** Start Data for this exercise **

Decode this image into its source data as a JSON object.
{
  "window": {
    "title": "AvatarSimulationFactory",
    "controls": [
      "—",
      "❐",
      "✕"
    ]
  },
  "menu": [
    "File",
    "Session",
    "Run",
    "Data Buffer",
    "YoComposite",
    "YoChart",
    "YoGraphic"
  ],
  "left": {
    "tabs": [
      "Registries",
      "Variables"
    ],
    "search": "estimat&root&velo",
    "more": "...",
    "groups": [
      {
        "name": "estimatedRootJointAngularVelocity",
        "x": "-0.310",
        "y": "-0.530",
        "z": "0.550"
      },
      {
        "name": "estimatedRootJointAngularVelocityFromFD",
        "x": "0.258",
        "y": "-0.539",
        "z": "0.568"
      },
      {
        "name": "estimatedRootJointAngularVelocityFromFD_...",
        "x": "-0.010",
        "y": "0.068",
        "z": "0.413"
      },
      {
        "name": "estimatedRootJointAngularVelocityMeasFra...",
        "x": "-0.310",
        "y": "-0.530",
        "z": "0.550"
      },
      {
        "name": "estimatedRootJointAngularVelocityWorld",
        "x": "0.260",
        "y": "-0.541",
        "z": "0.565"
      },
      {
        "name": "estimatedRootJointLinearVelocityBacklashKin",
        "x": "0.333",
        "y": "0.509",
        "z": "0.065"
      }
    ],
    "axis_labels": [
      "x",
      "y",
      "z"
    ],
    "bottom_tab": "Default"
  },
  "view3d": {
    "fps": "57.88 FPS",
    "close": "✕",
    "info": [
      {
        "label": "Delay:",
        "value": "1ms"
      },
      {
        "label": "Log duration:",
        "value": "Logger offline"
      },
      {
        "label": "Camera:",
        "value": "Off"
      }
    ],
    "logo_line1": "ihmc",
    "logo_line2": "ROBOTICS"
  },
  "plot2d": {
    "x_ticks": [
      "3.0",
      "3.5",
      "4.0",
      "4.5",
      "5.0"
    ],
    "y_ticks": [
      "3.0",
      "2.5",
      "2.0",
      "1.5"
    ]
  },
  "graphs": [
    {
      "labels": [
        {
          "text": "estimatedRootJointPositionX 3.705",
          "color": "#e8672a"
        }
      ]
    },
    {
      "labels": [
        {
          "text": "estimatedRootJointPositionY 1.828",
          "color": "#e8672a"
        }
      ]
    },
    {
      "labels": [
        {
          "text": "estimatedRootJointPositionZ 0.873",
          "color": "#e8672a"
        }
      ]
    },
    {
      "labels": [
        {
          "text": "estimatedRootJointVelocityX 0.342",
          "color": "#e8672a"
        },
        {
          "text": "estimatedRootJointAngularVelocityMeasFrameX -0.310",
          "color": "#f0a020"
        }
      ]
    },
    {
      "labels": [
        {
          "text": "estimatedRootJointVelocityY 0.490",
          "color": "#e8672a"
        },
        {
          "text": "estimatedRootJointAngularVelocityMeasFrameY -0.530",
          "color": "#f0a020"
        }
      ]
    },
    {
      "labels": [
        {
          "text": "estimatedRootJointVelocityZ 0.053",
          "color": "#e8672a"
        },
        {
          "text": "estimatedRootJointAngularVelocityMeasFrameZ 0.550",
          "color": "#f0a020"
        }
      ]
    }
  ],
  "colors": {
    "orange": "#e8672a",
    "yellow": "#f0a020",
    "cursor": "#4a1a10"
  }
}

** End Data for this exercise **

Work to complete
Look through the data and gather every line with the string "name" in it.

Correct response
        "name": "estimatedRootJointAngularVelocity",
        "name": "estimatedRootJointAngularVelocityFromFD",
        "name": "estimatedRootJointAngularVelocityFromFD_...",
        "name": "estimatedRootJointAngularVelocityMeasFra...",
        "name": "estimatedRootJointAngularVelocityWorld",
        "name": "estimatedRootJointLinearVelocityBacklashKin",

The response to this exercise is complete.